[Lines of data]
....

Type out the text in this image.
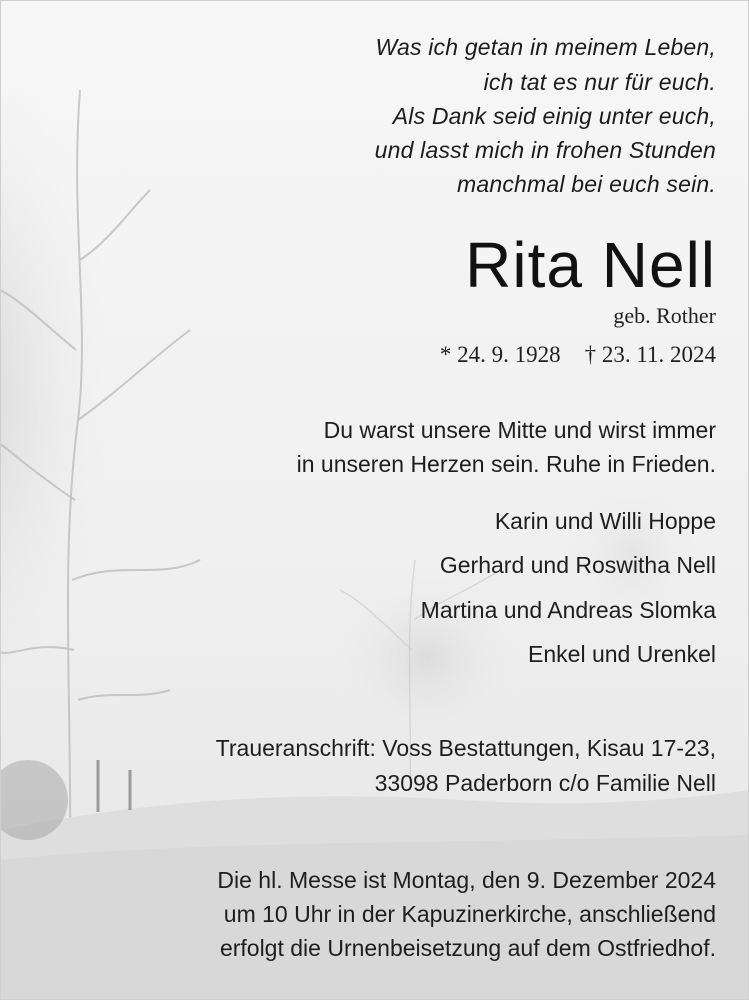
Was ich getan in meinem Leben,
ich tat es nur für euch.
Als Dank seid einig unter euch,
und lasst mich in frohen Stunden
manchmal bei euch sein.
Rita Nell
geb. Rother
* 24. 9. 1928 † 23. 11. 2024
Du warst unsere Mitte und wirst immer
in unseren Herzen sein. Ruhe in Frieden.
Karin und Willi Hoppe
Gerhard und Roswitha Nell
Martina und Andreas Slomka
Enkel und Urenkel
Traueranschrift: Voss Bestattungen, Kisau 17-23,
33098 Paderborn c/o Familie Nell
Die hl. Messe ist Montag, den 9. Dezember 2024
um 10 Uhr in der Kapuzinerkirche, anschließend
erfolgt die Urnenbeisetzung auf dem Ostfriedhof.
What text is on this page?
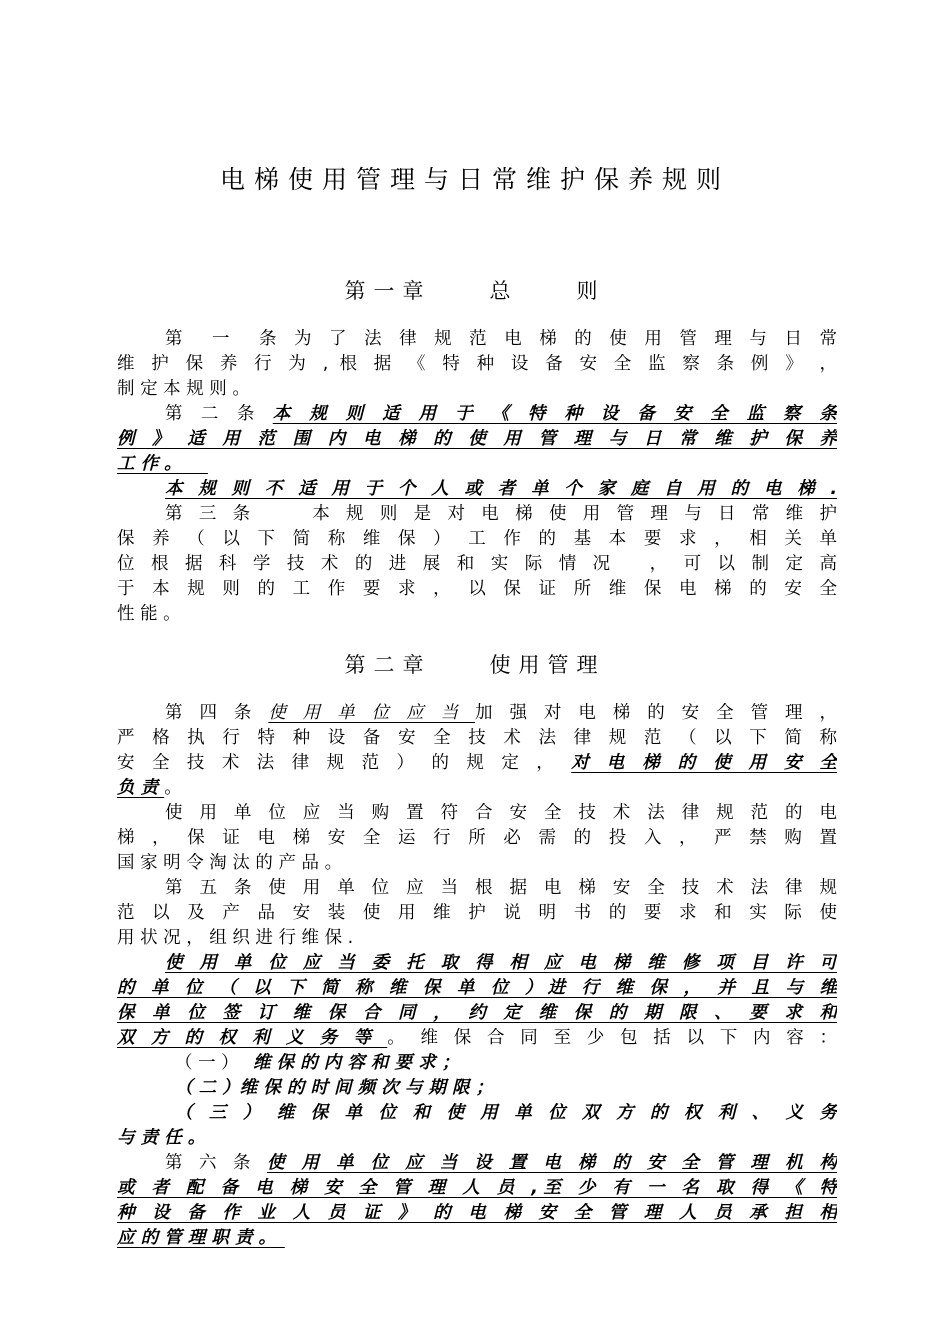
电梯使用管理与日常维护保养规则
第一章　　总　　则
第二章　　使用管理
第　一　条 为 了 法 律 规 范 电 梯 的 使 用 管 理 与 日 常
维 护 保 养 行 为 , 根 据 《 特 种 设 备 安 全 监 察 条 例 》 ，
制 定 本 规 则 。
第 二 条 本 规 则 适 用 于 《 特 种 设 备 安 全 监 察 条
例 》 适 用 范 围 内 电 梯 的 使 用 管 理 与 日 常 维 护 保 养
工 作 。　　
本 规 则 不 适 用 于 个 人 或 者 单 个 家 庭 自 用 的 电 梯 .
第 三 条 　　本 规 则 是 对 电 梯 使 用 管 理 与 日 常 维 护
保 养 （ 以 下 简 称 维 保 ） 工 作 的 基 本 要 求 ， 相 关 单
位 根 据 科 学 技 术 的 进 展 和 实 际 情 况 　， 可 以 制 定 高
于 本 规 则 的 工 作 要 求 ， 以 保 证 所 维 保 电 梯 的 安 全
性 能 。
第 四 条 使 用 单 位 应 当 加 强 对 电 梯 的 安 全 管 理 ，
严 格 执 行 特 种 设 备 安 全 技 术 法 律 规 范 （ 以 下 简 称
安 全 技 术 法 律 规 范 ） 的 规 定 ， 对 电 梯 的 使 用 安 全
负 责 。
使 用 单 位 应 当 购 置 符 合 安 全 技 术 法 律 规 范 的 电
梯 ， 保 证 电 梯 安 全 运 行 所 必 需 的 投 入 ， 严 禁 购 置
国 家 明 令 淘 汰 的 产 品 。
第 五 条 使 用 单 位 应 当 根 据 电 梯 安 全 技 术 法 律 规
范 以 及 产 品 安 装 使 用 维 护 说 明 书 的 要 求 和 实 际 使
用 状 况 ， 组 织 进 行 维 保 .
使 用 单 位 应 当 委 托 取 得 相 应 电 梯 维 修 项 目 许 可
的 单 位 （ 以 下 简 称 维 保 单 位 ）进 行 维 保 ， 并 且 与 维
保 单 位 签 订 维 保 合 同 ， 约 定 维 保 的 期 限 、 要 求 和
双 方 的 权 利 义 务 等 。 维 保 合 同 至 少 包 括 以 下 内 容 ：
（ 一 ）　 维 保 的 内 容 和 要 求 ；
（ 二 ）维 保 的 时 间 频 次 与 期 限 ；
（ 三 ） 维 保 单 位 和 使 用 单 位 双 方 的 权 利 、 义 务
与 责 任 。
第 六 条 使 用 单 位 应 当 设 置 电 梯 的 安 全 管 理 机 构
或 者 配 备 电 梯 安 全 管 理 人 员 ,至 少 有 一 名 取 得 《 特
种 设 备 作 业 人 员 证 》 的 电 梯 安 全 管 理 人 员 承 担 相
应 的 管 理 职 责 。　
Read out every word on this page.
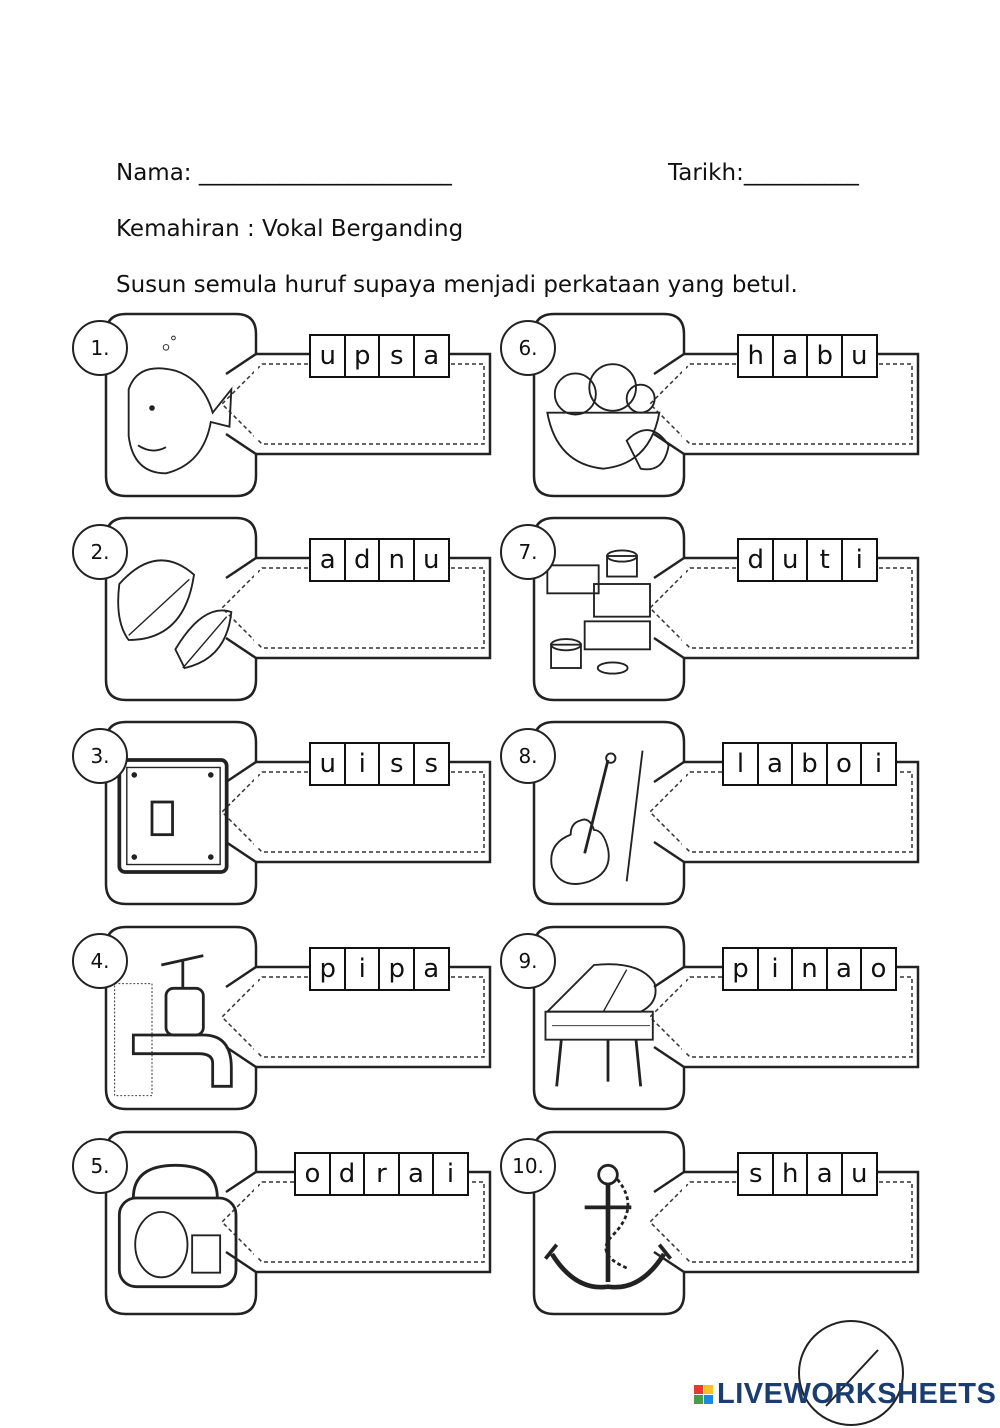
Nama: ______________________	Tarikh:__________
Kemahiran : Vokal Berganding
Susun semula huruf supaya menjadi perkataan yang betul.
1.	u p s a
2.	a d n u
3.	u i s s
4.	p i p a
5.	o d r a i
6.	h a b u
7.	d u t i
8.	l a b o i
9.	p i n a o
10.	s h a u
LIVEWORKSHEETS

....

Problem statement = Exclude every picture and copy the remaining data exactly.

Output below =
Type out the text in this image.
Was ich getan in meinem Leben,
ich tat es nur für euch.
Als Dank seid einig unter euch,
und lasst mich in frohen Stunden
manchmal bei euch sein.
Rita Nell
geb. Rother
* 24. 9. 1928 † 23. 11. 2024
Du warst unsere Mitte und wirst immer
in unseren Herzen sein. Ruhe in Frieden.
Karin und Willi Hoppe
Gerhard und Roswitha Nell
Martina und Andreas Slomka
Enkel und Urenkel
Traueranschrift: Voss Bestattungen, Kisau 17-23,
33098 Paderborn c/o Familie Nell
Die hl. Messe ist Montag, den 9. Dezember 2024
um 10 Uhr in der Kapuzinerkirche, anschließend
erfolgt die Urnenbeisetzung auf dem Ostfriedhof.
What text is on this page?
电梯使用管理与日常维护保养规则
第一章　　总　　则
第二章　　使用管理
第　一　条 为 了 法 律 规 范 电 梯 的 使 用 管 理 与 日 常
维 护 保 养 行 为 , 根 据 《 特 种 设 备 安 全 监 察 条 例 》 ，
制 定 本 规 则 。
第 二 条 本 规 则 适 用 于 《 特 种 设 备 安 全 监 察 条
例 》 适 用 范 围 内 电 梯 的 使 用 管 理 与 日 常 维 护 保 养
工 作 。　　
本 规 则 不 适 用 于 个 人 或 者 单 个 家 庭 自 用 的 电 梯 .
第 三 条 　　本 规 则 是 对 电 梯 使 用 管 理 与 日 常 维 护
保 养 （ 以 下 简 称 维 保 ） 工 作 的 基 本 要 求 ， 相 关 单
位 根 据 科 学 技 术 的 进 展 和 实 际 情 况 　， 可 以 制 定 高
于 本 规 则 的 工 作 要 求 ， 以 保 证 所 维 保 电 梯 的 安 全
性 能 。
第 四 条 使 用 单 位 应 当 加 强 对 电 梯 的 安 全 管 理 ，
严 格 执 行 特 种 设 备 安 全 技 术 法 律 规 范 （ 以 下 简 称
安 全 技 术 法 律 规 范 ） 的 规 定 ， 对 电 梯 的 使 用 安 全
负 责 。
使 用 单 位 应 当 购 置 符 合 安 全 技 术 法 律 规 范 的 电
梯 ， 保 证 电 梯 安 全 运 行 所 必 需 的 投 入 ， 严 禁 购 置
国 家 明 令 淘 汰 的 产 品 。
第 五 条 使 用 单 位 应 当 根 据 电 梯 安 全 技 术 法 律 规
范 以 及 产 品 安 装 使 用 维 护 说 明 书 的 要 求 和 实 际 使
用 状 况 ， 组 织 进 行 维 保 .
使 用 单 位 应 当 委 托 取 得 相 应 电 梯 维 修 项 目 许 可
的 单 位 （ 以 下 简 称 维 保 单 位 ）进 行 维 保 ， 并 且 与 维
保 单 位 签 订 维 保 合 同 ， 约 定 维 保 的 期 限 、 要 求 和
双 方 的 权 利 义 务 等 。 维 保 合 同 至 少 包 括 以 下 内 容 ：
（ 一 ）　 维 保 的 内 容 和 要 求 ；
（ 二 ）维 保 的 时 间 频 次 与 期 限 ；
（ 三 ） 维 保 单 位 和 使 用 单 位 双 方 的 权 利 、 义 务
与 责 任 。
第 六 条 使 用 单 位 应 当 设 置 电 梯 的 安 全 管 理 机 构
或 者 配 备 电 梯 安 全 管 理 人 员 ,至 少 有 一 名 取 得 《 特
种 设 备 作 业 人 员 证 》 的 电 梯 安 全 管 理 人 员 承 担 相
应 的 管 理 职 责 。　
Read out every word on this page.
Nama: ______________________	Tarikh:__________
Kemahiran : Vokal Berganding
Susun semula huruf supaya menjadi perkataan yang betul.
1.	u p s a
2.	a d n u
3.	u i s s
4.	p i p a
5.	o d r a i
6.	h a b u
7.	d u t i
8.	l a b o i
9.	p i n a o
10.	s h a u
LIVEWORKSHEETS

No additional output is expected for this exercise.